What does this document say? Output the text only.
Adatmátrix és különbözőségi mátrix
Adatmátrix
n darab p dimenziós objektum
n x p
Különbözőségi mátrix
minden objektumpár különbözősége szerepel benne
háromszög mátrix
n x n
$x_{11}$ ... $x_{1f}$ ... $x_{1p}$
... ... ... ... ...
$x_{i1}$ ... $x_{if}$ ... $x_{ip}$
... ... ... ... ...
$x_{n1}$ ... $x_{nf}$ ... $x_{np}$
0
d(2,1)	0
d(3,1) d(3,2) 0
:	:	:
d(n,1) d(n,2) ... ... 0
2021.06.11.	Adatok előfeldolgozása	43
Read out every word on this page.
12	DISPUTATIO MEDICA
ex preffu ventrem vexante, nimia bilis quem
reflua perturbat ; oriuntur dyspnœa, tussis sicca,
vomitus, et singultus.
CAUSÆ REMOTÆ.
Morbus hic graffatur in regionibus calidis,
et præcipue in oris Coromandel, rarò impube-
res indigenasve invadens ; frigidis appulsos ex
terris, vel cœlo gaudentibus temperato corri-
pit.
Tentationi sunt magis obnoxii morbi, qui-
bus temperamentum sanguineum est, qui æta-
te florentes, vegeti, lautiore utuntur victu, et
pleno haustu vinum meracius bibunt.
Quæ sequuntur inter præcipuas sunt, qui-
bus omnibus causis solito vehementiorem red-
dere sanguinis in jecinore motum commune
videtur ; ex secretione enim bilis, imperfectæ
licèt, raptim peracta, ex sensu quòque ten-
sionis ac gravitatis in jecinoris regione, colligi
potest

==*==

=== Problem description ===
State how many lines in the records above contain the word "bilis", and give only that number.

=== Task answer ===
2